**AIM:** Extract all lines that hold "this" from the records below.

□ □ □ □ □

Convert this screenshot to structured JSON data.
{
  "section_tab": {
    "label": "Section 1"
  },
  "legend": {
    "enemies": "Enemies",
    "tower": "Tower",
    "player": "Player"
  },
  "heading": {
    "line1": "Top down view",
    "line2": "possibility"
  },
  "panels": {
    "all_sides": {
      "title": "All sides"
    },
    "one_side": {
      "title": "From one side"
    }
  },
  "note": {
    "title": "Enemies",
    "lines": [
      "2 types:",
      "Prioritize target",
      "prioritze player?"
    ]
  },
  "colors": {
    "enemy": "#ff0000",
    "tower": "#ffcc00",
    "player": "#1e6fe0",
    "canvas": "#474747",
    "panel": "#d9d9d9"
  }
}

□ □ □ □ □

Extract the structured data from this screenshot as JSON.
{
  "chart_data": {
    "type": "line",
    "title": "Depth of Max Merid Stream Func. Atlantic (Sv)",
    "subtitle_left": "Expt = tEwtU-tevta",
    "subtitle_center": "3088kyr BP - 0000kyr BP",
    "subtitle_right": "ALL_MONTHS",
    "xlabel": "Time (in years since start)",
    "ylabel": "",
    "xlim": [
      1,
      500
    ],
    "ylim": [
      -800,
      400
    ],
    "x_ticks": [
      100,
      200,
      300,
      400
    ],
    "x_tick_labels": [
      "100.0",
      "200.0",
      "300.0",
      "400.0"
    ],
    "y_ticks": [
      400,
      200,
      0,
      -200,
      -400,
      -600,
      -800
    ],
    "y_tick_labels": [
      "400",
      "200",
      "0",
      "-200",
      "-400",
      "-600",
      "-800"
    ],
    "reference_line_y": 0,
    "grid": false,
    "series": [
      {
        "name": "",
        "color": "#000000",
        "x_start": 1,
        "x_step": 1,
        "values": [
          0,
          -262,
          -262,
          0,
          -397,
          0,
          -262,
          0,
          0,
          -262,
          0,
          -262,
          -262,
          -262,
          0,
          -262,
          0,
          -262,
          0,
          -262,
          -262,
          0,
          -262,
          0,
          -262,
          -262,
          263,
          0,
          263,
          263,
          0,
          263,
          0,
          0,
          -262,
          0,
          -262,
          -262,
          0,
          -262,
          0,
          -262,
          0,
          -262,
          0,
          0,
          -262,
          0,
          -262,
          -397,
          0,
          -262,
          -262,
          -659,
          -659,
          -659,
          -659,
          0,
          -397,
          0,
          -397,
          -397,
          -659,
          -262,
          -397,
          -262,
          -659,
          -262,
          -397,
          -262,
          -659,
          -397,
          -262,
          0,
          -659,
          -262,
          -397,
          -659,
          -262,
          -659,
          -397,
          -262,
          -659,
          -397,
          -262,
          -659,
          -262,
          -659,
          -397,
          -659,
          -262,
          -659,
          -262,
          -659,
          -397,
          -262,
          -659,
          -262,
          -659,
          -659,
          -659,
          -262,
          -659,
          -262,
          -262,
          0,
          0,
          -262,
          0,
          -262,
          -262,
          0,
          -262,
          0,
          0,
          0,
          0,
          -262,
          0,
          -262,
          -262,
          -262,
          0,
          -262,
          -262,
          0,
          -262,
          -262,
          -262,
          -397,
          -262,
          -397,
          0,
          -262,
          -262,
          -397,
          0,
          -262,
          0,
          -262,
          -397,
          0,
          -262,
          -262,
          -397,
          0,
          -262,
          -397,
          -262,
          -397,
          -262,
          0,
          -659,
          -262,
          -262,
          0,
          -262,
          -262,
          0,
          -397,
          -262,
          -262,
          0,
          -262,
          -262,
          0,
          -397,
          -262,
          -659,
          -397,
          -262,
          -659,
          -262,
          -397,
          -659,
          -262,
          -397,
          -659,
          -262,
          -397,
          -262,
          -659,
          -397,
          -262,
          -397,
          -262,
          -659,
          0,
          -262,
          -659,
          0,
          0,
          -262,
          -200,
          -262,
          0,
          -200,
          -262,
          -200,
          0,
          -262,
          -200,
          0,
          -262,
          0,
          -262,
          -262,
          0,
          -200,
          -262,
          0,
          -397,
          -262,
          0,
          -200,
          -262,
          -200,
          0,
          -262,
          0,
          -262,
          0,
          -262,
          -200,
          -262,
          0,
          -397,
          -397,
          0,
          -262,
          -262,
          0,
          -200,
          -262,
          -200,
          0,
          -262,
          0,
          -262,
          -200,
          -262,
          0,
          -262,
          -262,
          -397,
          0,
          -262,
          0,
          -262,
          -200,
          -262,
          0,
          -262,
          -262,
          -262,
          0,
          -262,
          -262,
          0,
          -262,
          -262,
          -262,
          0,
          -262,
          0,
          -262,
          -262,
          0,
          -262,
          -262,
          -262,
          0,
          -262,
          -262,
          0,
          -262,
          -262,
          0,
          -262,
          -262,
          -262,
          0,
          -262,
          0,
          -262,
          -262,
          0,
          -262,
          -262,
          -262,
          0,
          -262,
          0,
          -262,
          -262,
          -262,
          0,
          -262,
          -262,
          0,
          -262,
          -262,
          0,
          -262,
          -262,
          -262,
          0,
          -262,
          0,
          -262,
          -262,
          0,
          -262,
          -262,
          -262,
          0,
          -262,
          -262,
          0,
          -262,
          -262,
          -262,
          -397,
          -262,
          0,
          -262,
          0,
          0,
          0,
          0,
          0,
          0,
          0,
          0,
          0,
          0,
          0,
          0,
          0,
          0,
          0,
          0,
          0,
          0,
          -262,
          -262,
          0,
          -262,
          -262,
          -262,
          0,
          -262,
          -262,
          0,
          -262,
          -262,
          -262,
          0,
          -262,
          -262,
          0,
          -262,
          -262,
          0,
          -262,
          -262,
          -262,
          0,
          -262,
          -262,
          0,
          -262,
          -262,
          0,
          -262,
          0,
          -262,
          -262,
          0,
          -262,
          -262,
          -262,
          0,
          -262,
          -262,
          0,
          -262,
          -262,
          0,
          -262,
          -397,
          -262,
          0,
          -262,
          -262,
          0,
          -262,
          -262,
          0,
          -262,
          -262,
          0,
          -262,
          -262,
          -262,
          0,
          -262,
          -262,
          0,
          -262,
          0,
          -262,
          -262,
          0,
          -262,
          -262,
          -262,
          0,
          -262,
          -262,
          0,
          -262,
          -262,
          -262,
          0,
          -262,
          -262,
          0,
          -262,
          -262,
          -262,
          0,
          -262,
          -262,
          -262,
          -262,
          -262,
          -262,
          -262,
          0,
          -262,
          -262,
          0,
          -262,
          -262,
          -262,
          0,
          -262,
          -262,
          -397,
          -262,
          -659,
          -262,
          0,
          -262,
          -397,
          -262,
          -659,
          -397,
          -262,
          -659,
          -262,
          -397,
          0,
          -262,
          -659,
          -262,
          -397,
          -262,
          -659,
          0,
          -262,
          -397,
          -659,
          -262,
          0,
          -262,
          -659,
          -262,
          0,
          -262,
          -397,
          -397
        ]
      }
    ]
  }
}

□ □ □ □ □

**ANSWER BELOW:**
Convert this screenshot to structured JSON data.
Extract the structured data from this screenshot as JSON.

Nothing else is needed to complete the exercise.